* _To be done_:
All lines in the data bearing the string "JSON" should be identified and copied.

* _Given data_:
# # # #
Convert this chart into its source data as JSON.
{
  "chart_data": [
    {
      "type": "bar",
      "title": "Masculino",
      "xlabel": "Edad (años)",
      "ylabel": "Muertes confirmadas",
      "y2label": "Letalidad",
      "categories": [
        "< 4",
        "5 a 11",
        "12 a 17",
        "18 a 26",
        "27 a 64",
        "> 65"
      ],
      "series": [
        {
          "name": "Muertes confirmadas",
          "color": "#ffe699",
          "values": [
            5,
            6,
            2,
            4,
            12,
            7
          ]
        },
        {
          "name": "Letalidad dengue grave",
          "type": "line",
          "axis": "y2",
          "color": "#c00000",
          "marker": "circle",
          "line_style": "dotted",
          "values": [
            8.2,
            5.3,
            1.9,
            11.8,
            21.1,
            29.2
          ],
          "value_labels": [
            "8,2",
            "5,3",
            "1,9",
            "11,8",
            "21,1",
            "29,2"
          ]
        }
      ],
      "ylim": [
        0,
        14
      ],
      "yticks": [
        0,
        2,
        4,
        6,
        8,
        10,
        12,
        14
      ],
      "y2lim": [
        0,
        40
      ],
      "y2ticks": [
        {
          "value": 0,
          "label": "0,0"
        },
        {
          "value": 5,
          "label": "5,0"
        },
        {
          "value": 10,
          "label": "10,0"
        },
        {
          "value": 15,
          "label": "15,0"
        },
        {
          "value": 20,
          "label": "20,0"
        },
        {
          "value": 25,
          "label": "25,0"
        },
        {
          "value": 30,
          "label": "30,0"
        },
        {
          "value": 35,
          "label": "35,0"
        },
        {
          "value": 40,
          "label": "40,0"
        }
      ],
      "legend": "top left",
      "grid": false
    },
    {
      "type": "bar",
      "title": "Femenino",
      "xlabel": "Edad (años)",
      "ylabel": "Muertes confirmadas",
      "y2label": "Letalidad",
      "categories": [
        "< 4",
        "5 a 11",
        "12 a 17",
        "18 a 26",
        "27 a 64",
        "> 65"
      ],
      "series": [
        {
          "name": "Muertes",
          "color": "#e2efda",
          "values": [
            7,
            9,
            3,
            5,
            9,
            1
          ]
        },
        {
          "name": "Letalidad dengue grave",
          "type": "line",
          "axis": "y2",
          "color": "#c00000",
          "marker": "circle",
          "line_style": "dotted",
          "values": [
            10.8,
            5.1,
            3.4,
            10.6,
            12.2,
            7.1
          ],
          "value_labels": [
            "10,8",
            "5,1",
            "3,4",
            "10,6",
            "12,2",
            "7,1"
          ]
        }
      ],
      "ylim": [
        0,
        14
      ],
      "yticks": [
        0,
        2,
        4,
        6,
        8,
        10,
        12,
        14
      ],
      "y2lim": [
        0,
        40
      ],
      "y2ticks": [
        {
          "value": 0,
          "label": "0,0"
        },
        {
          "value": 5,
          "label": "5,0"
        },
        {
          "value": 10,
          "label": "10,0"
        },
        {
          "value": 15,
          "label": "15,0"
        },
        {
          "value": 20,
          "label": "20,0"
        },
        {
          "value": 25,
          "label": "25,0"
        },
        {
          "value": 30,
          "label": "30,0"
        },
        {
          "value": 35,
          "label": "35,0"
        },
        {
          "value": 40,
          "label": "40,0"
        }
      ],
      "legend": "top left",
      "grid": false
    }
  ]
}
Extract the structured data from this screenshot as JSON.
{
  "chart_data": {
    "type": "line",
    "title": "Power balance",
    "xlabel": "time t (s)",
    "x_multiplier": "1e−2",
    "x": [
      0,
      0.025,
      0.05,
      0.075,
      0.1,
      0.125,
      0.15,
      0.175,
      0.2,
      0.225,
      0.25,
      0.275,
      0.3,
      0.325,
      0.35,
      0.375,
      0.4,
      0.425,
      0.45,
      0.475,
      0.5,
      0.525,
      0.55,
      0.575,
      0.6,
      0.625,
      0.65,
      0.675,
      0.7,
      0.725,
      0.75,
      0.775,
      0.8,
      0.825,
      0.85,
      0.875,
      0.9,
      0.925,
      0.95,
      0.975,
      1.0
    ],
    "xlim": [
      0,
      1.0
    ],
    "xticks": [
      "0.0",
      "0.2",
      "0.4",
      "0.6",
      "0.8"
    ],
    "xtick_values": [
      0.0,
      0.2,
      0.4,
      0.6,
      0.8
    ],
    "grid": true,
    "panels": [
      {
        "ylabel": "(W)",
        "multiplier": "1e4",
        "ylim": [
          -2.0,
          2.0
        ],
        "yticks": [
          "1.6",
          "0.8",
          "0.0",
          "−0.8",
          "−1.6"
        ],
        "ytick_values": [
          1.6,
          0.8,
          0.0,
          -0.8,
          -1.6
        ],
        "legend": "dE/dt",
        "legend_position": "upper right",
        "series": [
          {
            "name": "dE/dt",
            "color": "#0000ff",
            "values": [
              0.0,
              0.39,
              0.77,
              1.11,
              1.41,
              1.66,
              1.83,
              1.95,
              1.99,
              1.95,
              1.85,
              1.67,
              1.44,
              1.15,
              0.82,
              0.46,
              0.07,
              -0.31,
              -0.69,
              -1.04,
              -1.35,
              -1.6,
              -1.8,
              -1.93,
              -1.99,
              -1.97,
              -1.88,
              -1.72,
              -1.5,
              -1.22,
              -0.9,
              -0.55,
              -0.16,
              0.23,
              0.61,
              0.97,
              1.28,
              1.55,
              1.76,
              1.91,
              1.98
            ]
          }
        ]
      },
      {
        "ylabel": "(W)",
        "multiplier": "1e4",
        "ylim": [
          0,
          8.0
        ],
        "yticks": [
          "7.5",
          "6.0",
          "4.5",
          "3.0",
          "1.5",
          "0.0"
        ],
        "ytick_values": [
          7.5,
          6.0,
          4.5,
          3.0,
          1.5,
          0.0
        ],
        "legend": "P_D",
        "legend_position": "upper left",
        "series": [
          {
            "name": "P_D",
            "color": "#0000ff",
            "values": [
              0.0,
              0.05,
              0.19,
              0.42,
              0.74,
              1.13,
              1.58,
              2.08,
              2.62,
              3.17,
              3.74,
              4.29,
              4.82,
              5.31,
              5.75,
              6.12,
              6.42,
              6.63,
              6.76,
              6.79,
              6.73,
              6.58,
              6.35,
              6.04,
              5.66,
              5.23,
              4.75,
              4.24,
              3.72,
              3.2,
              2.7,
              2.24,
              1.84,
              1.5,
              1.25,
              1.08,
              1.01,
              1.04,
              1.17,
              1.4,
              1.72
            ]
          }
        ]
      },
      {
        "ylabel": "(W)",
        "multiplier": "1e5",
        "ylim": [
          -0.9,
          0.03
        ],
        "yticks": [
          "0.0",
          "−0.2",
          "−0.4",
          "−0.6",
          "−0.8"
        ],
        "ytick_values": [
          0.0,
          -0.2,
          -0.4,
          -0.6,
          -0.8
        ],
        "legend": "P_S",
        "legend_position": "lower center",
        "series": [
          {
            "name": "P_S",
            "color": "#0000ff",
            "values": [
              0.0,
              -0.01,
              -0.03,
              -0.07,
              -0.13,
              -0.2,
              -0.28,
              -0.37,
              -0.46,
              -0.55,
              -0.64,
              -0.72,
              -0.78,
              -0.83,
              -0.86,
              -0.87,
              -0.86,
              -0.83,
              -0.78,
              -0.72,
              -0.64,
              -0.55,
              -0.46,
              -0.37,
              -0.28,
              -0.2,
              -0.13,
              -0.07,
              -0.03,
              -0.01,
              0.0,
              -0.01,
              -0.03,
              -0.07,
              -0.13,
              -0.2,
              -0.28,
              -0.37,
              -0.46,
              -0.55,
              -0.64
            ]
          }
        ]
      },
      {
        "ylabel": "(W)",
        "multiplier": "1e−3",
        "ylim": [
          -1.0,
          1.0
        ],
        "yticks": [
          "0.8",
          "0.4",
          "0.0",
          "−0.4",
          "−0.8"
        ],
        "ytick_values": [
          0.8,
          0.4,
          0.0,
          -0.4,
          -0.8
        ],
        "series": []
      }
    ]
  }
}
# # # #
* _Task response_:
Convert this chart into its source data as JSON.
Extract the structured data from this screenshot as JSON.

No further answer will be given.